EXERCISE GOAL: Determine the number of lines that have the string "Respondit" in them, and give only that number.
-- start of RECORDS SHOWN --
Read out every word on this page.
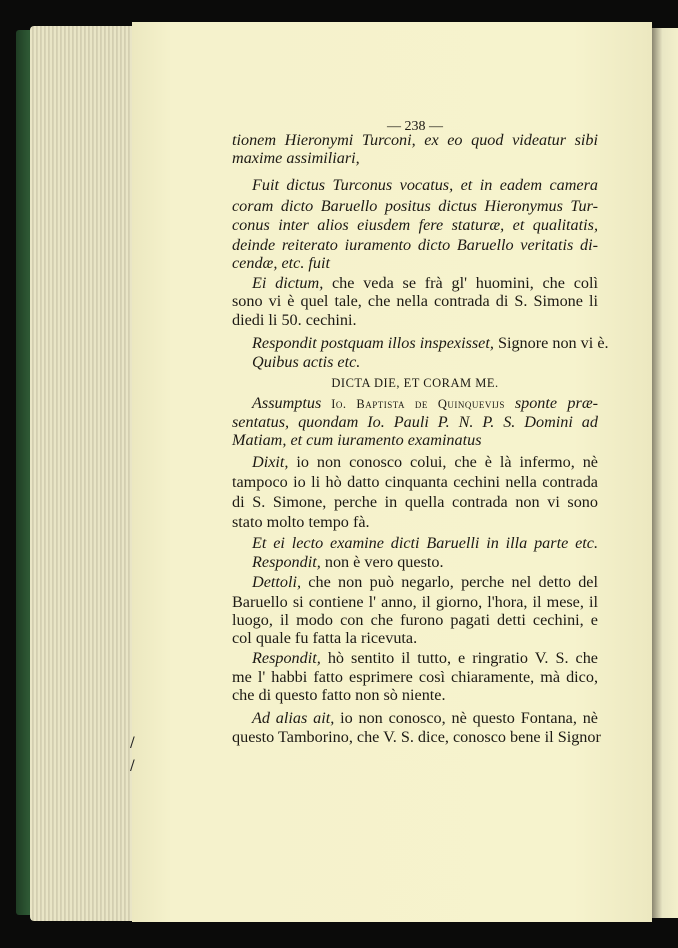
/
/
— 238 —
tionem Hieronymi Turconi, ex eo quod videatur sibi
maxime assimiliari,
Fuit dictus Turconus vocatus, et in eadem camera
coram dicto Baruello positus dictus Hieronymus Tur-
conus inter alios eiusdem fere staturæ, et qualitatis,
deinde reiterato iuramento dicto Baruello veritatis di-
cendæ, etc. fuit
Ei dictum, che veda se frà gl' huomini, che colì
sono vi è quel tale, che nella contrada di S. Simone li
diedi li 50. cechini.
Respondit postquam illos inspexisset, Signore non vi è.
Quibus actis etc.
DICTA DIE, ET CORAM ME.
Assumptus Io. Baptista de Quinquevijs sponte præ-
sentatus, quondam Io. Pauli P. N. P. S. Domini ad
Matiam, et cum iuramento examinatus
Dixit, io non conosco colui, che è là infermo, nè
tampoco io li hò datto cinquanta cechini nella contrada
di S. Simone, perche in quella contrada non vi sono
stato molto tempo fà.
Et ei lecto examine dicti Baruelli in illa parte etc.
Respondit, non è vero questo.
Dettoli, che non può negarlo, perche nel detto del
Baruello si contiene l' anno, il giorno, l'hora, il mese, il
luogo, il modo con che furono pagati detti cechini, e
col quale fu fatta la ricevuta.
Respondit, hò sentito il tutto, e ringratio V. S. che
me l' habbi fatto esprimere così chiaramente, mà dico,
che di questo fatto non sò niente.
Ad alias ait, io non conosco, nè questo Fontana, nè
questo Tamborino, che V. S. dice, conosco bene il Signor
-- end of RECORDS SHOWN --
WRITTEN RESPONSE: 3